- **Problem requirements**
Pick every line from the data that holds the word "content".

- **Material for this exercise**

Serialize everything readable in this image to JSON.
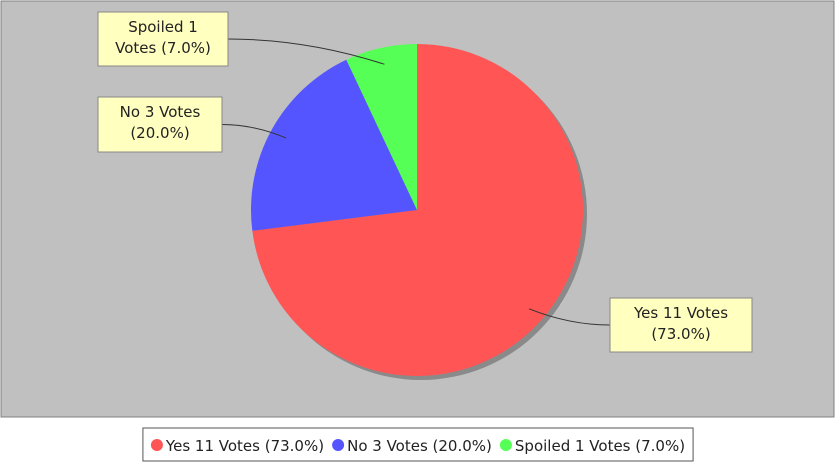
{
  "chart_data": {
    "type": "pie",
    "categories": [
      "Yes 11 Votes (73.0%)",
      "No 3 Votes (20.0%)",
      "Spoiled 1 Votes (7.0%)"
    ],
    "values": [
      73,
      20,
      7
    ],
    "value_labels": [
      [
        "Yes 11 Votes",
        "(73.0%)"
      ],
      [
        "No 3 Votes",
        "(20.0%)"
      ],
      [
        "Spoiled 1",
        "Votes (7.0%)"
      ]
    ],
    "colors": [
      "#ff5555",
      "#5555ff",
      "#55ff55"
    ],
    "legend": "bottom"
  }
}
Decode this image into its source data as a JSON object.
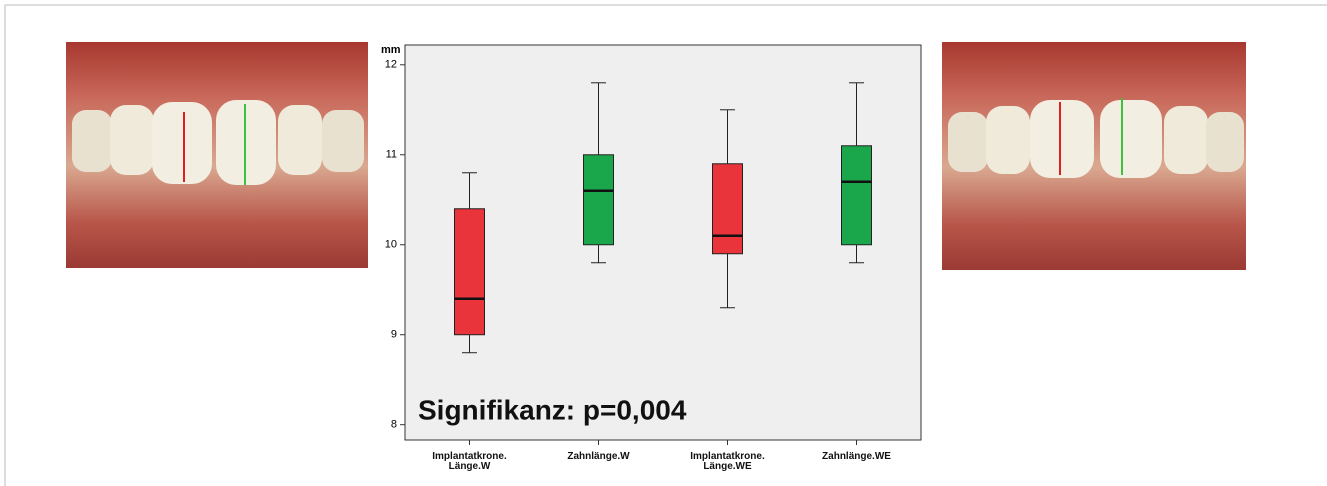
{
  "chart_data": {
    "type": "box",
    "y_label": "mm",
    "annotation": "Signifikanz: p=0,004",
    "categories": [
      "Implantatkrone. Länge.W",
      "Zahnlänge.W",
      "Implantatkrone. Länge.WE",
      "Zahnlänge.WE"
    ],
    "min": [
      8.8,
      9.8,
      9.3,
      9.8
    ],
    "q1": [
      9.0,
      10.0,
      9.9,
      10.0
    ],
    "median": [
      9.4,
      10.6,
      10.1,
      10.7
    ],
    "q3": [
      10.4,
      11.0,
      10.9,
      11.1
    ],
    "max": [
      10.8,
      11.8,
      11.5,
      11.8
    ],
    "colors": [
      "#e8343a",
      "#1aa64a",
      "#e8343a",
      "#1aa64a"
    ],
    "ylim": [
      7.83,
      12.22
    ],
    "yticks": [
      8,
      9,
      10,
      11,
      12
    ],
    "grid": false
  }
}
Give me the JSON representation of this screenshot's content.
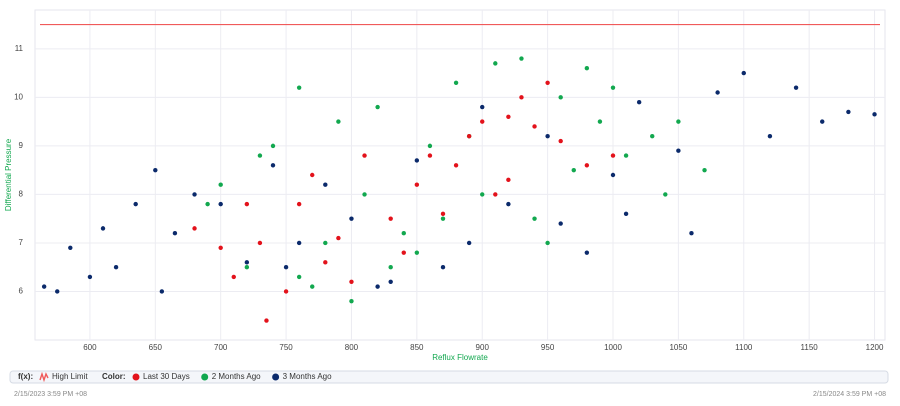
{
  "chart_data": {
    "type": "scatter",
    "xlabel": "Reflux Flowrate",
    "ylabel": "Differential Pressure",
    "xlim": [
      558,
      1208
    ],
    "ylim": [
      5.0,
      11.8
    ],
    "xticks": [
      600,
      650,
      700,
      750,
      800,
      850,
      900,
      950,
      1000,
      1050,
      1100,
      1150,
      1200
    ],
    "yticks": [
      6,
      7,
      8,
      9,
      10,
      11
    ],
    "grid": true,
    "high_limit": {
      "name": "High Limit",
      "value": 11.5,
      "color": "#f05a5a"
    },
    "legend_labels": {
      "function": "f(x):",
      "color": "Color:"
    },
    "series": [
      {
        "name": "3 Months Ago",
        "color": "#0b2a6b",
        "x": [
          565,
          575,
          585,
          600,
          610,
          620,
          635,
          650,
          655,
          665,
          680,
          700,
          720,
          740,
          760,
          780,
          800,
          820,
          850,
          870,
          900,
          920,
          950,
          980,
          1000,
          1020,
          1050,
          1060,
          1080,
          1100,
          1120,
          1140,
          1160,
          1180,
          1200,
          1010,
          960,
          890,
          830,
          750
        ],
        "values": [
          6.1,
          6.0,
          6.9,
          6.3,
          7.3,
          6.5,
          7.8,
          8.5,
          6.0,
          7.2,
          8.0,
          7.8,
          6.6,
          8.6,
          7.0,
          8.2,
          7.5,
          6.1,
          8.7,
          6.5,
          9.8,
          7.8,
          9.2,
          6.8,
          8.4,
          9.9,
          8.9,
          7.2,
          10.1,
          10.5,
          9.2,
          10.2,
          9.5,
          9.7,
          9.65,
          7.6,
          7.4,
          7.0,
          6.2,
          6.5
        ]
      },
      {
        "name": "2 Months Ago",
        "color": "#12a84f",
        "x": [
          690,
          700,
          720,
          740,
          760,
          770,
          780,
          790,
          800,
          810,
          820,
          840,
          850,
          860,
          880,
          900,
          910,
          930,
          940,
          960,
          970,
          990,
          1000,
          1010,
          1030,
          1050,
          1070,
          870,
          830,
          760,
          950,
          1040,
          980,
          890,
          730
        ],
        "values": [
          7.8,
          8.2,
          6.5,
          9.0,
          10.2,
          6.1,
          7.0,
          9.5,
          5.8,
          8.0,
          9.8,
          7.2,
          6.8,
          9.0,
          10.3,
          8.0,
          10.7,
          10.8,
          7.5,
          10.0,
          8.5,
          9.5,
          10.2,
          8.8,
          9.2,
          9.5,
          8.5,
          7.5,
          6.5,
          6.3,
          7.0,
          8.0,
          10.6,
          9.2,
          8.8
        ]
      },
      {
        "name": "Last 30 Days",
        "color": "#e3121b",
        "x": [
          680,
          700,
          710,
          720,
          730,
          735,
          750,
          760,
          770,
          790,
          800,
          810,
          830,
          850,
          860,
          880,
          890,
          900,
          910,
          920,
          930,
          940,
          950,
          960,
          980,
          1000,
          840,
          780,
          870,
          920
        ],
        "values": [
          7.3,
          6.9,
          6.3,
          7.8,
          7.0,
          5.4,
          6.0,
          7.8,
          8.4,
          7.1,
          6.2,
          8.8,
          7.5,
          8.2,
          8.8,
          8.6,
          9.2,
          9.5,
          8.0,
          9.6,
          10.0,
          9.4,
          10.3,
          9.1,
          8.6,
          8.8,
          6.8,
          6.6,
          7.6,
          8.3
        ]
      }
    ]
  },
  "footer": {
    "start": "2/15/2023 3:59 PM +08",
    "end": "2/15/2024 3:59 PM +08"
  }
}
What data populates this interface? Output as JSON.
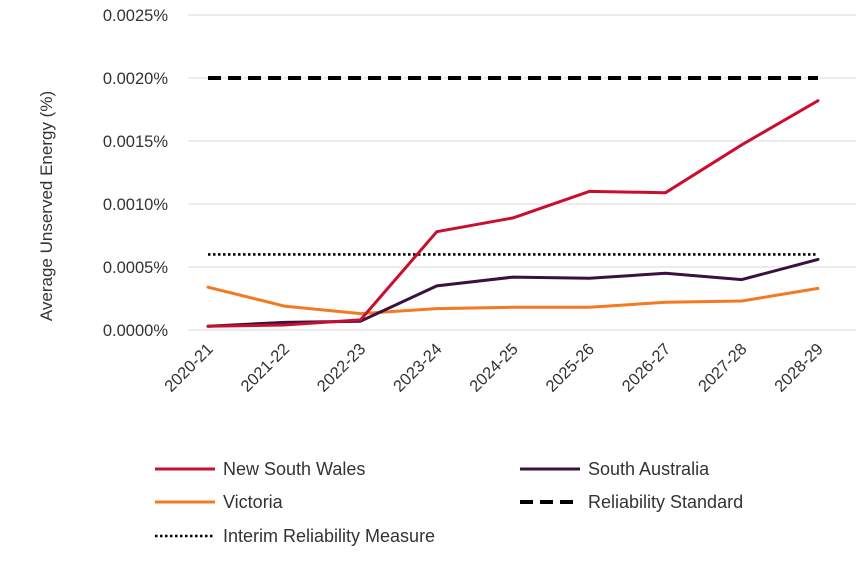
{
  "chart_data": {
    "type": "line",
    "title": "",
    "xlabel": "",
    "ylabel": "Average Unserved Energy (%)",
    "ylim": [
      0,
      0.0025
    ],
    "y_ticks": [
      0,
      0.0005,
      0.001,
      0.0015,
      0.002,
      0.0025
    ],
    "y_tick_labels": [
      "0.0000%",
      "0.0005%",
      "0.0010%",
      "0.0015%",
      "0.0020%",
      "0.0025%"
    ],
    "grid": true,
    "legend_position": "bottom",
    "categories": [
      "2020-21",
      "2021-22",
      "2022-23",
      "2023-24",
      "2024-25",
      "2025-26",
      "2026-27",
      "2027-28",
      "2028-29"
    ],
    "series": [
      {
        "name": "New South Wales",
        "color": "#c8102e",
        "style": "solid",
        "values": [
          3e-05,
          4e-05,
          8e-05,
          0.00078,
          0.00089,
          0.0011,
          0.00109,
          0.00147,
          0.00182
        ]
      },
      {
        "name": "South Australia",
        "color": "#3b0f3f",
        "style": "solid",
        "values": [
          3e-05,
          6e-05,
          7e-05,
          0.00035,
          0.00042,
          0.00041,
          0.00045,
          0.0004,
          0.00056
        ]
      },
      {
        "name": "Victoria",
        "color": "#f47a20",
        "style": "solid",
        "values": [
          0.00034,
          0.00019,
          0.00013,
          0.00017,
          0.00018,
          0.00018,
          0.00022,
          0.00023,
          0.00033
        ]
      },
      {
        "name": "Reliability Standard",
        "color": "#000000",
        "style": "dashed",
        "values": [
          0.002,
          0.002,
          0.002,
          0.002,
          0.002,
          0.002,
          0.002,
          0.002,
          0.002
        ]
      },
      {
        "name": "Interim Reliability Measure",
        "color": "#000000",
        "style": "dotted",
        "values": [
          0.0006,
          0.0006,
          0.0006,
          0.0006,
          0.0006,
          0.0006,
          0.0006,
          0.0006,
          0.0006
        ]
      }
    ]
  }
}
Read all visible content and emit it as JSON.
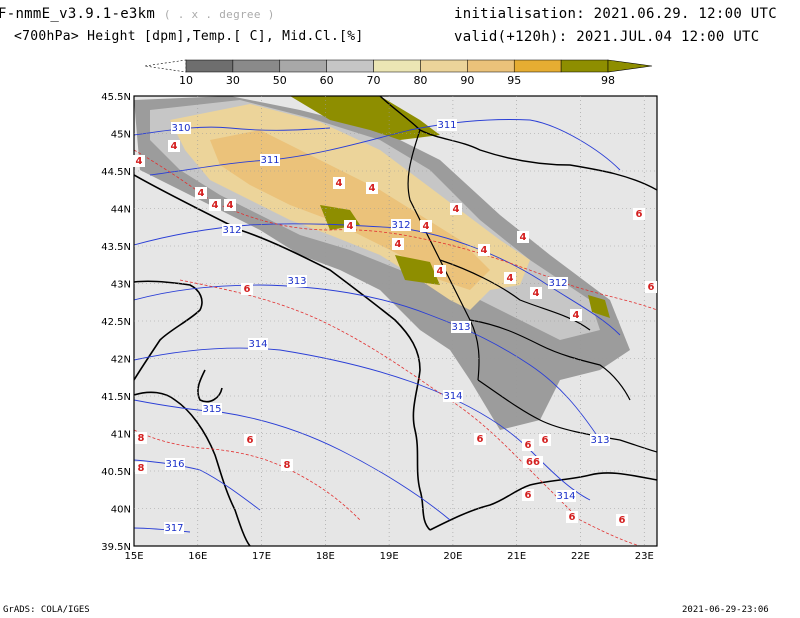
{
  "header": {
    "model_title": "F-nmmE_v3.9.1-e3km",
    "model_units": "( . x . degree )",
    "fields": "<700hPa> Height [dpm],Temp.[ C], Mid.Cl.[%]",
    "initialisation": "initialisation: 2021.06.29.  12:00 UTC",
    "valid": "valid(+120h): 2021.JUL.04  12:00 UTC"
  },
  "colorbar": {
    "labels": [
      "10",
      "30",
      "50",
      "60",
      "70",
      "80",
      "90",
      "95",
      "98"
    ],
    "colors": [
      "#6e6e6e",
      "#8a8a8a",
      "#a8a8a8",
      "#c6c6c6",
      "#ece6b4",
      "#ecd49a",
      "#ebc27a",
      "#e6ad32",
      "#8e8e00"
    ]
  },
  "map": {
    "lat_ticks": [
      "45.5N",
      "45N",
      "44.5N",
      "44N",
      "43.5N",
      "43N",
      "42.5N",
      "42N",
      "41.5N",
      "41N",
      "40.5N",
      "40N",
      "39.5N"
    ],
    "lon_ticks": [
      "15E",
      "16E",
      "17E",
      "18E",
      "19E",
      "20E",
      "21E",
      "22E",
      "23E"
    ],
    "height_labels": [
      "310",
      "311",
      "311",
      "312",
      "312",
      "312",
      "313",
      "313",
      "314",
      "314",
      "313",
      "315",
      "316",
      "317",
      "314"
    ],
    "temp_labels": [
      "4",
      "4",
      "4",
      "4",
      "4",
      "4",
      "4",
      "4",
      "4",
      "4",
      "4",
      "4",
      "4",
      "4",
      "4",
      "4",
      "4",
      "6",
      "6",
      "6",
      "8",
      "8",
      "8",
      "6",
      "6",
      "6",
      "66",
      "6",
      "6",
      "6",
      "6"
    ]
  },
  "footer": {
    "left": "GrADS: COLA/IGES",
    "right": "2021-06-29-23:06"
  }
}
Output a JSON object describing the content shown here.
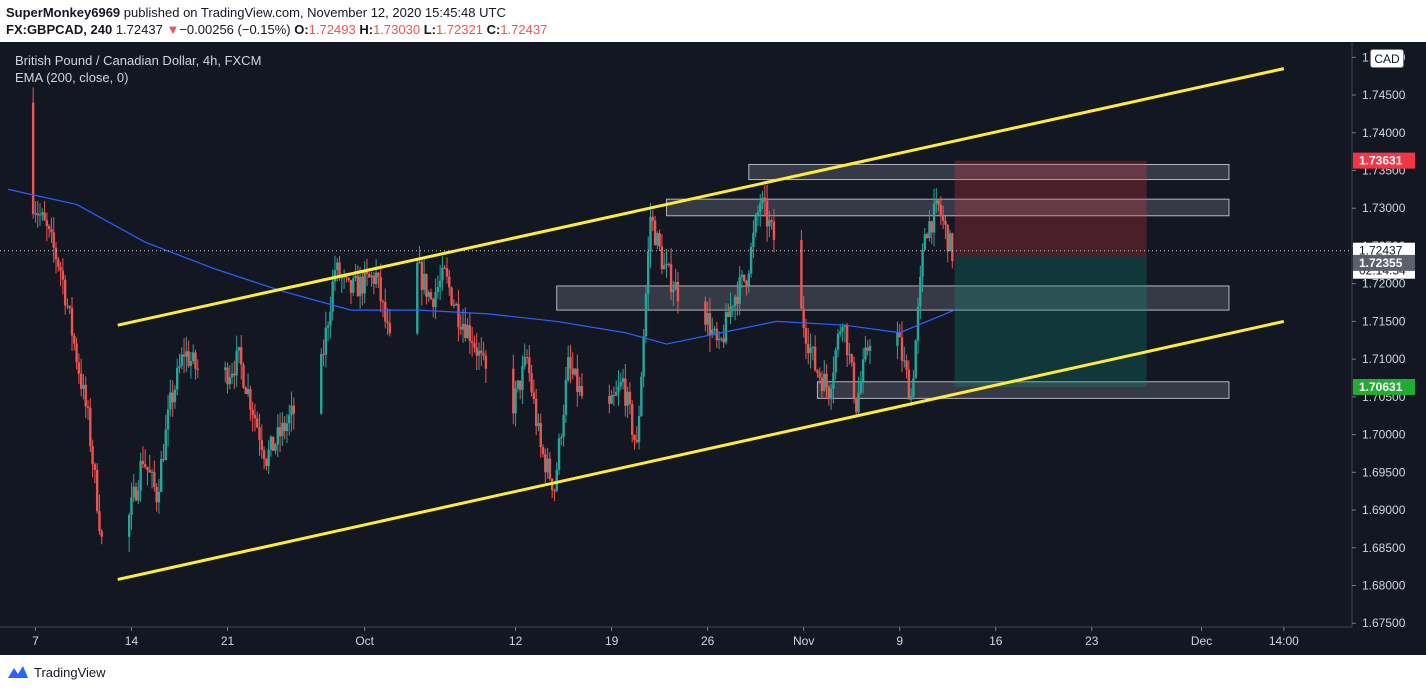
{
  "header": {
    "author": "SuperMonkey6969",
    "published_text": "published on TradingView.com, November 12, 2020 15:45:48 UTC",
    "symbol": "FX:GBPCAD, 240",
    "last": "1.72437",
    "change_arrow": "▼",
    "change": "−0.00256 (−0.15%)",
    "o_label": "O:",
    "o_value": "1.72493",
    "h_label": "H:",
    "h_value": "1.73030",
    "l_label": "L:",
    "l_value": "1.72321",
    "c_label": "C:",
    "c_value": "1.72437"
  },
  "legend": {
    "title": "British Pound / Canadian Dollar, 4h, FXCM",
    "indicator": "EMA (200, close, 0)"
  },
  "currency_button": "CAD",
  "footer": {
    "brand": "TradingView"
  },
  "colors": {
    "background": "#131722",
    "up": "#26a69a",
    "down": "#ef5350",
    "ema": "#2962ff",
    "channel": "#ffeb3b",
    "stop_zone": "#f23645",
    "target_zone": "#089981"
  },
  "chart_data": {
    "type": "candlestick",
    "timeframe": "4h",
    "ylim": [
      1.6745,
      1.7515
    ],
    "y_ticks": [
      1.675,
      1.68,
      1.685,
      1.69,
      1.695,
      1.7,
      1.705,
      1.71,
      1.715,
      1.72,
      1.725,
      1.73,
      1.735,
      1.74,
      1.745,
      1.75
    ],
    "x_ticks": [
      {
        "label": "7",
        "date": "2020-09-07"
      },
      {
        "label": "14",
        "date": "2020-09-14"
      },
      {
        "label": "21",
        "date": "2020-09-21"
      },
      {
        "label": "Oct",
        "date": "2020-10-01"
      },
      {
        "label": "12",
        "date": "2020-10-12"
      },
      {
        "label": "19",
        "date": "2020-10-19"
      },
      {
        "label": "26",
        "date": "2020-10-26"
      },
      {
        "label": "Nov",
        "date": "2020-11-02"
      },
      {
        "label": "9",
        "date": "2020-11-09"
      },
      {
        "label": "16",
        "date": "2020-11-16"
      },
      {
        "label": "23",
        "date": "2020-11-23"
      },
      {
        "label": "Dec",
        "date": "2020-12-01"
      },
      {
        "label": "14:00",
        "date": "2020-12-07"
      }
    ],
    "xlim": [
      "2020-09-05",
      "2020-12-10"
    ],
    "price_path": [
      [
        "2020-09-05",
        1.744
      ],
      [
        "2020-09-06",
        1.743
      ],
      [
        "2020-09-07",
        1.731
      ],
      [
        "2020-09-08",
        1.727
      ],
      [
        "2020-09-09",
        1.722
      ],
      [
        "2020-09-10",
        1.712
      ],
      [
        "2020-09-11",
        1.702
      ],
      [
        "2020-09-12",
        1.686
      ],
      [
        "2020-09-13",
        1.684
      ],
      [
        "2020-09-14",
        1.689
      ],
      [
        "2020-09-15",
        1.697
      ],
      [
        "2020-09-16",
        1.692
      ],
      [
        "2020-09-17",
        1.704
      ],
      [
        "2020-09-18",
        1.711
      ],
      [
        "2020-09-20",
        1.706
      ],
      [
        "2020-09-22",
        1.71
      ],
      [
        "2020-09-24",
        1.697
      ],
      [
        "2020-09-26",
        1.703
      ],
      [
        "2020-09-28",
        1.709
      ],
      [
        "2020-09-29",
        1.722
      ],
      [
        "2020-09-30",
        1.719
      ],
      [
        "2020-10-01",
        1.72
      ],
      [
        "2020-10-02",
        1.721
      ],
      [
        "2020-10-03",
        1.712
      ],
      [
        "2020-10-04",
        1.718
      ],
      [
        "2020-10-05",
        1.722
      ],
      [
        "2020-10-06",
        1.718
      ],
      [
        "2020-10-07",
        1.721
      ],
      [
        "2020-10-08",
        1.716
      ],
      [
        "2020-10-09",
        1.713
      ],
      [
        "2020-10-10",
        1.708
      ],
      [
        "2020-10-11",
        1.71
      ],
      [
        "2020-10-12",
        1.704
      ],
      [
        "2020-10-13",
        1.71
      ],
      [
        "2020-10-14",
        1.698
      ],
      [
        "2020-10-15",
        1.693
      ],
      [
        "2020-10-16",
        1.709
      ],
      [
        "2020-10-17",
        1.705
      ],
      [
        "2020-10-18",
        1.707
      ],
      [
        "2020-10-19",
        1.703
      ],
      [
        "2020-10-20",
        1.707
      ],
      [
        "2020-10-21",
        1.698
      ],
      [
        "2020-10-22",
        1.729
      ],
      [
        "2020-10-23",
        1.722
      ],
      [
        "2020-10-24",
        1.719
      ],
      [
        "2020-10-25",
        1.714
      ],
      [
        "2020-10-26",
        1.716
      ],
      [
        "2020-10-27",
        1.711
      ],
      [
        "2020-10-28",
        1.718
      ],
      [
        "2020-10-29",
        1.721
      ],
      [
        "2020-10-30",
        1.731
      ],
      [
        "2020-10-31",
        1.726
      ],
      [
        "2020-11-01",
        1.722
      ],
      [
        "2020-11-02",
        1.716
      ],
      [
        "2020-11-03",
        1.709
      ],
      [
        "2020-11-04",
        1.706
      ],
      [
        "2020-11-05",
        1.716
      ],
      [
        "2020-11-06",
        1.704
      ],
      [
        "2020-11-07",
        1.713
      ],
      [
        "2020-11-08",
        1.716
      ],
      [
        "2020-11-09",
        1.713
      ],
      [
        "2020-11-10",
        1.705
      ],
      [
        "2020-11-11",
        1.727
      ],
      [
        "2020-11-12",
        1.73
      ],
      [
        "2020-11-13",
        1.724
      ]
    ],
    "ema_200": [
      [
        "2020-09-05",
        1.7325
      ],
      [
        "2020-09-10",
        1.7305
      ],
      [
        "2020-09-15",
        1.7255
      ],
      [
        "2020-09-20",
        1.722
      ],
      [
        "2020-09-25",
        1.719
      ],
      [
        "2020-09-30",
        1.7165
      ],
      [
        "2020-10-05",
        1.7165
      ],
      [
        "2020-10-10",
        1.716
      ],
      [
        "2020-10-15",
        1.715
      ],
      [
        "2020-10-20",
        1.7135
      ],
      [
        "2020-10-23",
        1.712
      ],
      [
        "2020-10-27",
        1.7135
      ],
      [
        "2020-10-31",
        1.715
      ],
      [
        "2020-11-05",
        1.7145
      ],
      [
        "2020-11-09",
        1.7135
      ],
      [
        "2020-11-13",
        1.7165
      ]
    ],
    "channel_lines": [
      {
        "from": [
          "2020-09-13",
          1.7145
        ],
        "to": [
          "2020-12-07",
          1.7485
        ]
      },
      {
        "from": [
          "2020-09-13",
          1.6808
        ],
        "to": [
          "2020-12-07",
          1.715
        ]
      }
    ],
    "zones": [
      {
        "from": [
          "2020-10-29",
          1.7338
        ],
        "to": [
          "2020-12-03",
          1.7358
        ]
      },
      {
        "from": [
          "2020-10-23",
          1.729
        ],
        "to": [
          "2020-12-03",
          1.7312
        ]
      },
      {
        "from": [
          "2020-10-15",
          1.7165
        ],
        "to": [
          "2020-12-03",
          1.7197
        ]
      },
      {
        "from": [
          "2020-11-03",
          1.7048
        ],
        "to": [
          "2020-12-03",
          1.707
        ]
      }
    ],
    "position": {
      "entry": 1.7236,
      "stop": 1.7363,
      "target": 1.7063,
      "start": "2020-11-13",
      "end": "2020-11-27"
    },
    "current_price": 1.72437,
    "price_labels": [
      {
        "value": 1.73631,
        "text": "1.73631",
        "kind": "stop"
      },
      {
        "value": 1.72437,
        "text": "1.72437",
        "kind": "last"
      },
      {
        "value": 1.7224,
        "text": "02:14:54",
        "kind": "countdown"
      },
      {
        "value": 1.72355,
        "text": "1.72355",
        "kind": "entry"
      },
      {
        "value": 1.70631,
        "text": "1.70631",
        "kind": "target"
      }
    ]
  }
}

- **Final answer**
Give me the JSON representation of this screenshot's content.
Read all visible content and emit it as JSON.
Output a JSON object describing the content shown here.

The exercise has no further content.